• [STATED EXERCISE]:
Repeat the whole listing exactly.

Recorded data:
☆ ☆ ☆
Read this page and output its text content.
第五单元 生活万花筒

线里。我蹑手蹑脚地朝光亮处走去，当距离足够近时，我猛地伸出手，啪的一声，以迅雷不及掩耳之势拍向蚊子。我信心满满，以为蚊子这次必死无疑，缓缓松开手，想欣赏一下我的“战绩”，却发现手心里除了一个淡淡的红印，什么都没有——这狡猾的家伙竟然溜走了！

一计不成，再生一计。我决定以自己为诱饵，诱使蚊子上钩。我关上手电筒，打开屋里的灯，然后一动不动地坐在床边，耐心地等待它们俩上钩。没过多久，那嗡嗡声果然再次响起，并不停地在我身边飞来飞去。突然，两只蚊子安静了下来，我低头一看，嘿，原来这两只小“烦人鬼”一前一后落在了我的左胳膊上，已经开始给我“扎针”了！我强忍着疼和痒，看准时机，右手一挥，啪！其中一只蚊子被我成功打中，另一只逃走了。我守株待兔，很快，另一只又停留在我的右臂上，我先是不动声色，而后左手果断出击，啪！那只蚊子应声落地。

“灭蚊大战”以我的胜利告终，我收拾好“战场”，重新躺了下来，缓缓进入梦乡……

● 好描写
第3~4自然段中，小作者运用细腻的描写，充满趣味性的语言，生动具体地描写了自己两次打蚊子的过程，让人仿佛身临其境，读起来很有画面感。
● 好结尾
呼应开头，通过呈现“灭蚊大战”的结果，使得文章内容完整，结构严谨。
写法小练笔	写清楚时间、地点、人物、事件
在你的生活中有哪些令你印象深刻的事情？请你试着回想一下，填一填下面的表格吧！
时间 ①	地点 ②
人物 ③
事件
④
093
☆ ☆ ☆
• [THE OUTPUT]:
Read this page and output its text content.
第五单元 生活万花筒

线里。我蹑手蹑脚地朝光亮处走去，当距离足够近时，我猛地伸出手，啪的一声，以迅雷不及掩耳之势拍向蚊子。我信心满满，以为蚊子这次必死无疑，缓缓松开手，想欣赏一下我的“战绩”，却发现手心里除了一个淡淡的红印，什么都没有——这狡猾的家伙竟然溜走了！

一计不成，再生一计。我决定以自己为诱饵，诱使蚊子上钩。我关上手电筒，打开屋里的灯，然后一动不动地坐在床边，耐心地等待它们俩上钩。没过多久，那嗡嗡声果然再次响起，并不停地在我身边飞来飞去。突然，两只蚊子安静了下来，我低头一看，嘿，原来这两只小“烦人鬼”一前一后落在了我的左胳膊上，已经开始给我“扎针”了！我强忍着疼和痒，看准时机，右手一挥，啪！其中一只蚊子被我成功打中，另一只逃走了。我守株待兔，很快，另一只又停留在我的右臂上，我先是不动声色，而后左手果断出击，啪！那只蚊子应声落地。

“灭蚊大战”以我的胜利告终，我收拾好“战场”，重新躺了下来，缓缓进入梦乡……

● 好描写
第3~4自然段中，小作者运用细腻的描写，充满趣味性的语言，生动具体地描写了自己两次打蚊子的过程，让人仿佛身临其境，读起来很有画面感。
● 好结尾
呼应开头，通过呈现“灭蚊大战”的结果，使得文章内容完整，结构严谨。
写法小练笔	写清楚时间、地点、人物、事件
在你的生活中有哪些令你印象深刻的事情？请你试着回想一下，填一填下面的表格吧！
时间 ①	地点 ②
人物 ③
事件
④
093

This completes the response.